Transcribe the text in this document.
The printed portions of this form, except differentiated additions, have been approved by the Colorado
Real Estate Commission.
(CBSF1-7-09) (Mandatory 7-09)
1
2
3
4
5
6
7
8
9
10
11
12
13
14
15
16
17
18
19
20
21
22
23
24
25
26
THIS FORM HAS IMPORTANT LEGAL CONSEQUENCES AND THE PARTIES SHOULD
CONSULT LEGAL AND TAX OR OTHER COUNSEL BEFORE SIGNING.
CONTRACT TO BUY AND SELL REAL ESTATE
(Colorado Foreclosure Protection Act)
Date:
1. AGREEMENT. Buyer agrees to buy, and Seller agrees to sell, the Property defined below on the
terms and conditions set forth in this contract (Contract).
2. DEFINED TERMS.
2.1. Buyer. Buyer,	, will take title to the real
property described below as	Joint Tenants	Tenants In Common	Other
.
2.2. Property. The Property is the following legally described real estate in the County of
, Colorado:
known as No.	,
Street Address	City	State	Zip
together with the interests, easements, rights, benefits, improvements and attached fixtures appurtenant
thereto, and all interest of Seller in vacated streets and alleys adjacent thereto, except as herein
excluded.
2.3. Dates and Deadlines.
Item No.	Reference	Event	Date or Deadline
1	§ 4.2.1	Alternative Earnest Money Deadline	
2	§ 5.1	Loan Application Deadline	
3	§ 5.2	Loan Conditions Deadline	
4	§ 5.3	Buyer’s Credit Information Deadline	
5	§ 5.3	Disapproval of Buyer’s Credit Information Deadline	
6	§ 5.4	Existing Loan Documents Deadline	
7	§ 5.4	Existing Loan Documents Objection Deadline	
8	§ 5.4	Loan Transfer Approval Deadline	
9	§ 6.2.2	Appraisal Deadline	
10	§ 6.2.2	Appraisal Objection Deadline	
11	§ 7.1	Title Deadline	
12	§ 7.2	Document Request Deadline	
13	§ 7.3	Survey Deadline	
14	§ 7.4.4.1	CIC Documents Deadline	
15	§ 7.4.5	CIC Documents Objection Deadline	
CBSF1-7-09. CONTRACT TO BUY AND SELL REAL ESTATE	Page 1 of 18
■ ■ ■ ■ ■
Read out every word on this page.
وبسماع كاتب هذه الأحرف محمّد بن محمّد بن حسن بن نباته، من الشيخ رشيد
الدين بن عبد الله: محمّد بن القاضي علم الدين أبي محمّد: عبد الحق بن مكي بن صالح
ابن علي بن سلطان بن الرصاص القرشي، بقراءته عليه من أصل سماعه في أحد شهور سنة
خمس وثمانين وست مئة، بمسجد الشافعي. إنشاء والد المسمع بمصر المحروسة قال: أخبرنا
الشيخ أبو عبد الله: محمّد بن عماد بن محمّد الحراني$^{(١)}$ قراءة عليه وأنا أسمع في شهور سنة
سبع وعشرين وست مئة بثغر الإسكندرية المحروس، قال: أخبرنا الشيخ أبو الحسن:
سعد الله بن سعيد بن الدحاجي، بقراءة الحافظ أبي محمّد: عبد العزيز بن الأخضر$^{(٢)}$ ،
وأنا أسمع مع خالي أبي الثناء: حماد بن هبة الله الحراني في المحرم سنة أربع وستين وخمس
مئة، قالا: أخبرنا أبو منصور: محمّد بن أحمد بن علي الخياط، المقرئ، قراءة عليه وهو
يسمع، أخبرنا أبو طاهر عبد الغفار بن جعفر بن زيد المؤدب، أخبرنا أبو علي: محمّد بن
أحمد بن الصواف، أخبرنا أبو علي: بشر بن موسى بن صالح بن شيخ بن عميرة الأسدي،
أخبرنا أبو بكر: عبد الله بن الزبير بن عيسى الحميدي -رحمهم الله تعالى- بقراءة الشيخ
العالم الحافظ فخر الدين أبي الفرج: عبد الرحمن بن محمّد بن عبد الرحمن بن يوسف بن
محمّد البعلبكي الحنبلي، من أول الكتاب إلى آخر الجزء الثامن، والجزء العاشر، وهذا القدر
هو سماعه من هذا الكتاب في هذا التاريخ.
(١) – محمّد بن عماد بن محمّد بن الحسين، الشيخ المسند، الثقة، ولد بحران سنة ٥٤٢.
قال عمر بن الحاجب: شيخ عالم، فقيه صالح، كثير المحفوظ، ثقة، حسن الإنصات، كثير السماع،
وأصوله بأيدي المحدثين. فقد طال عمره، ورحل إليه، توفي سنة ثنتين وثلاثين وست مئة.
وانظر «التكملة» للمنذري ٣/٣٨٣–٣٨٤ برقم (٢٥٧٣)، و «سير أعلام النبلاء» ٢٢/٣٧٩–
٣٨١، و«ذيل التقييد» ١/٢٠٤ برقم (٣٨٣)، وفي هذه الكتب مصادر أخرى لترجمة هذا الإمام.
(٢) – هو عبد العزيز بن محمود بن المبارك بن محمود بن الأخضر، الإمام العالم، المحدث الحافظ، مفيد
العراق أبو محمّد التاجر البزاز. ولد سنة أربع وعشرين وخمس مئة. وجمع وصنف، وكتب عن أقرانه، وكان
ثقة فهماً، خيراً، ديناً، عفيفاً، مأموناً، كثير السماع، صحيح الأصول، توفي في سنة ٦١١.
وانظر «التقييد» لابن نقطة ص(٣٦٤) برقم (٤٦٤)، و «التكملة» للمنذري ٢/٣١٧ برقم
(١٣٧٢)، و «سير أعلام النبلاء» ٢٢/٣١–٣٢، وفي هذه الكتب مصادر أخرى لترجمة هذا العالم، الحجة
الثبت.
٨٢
■ ■ ■ ■ ■
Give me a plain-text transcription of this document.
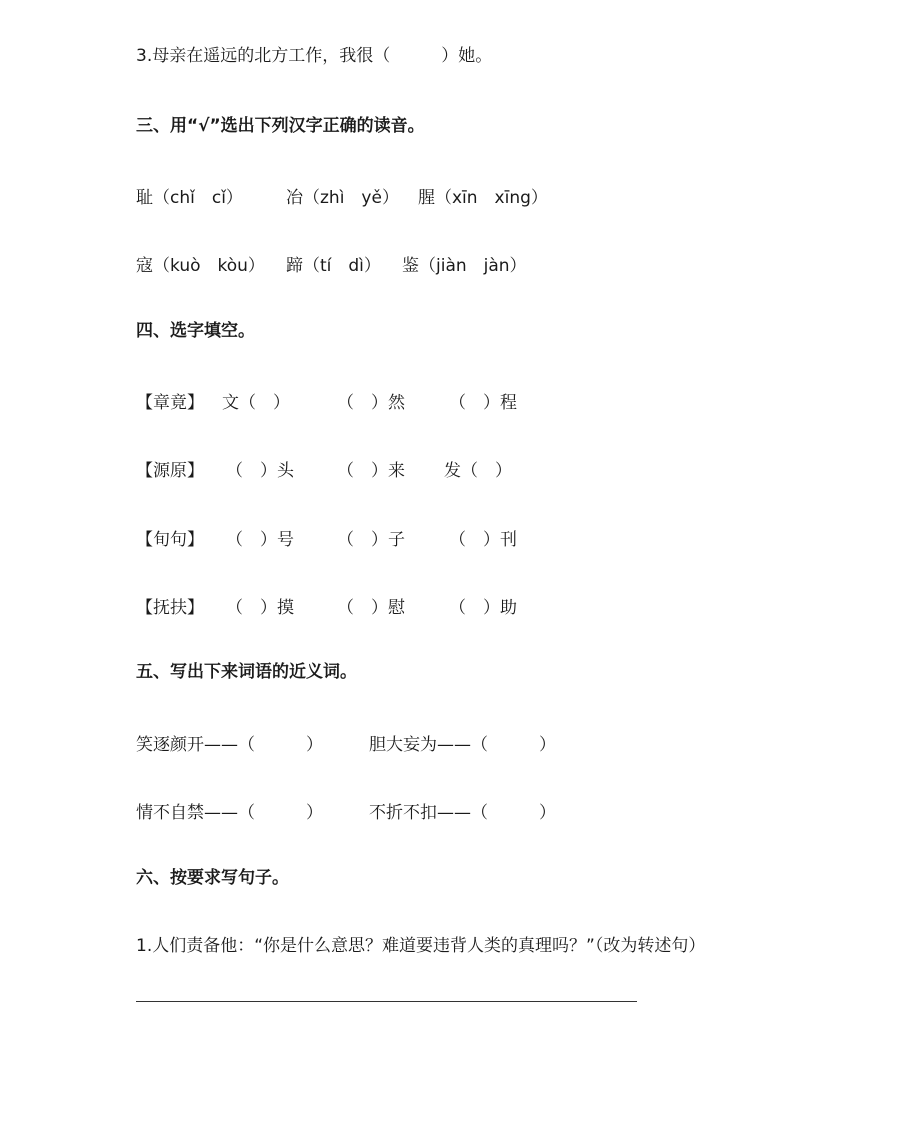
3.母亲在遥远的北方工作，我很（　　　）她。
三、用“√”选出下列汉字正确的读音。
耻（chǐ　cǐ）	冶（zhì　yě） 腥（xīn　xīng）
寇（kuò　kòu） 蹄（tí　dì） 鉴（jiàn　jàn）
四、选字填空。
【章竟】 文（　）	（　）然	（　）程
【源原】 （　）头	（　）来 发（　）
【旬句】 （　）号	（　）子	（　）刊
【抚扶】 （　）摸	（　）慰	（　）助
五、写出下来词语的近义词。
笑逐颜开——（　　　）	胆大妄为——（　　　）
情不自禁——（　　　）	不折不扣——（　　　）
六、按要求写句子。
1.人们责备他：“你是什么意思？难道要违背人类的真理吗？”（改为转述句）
■ ■ ■ ■ ■
Count each line of the data where the word "Credit" appears, then reply with the total only.

2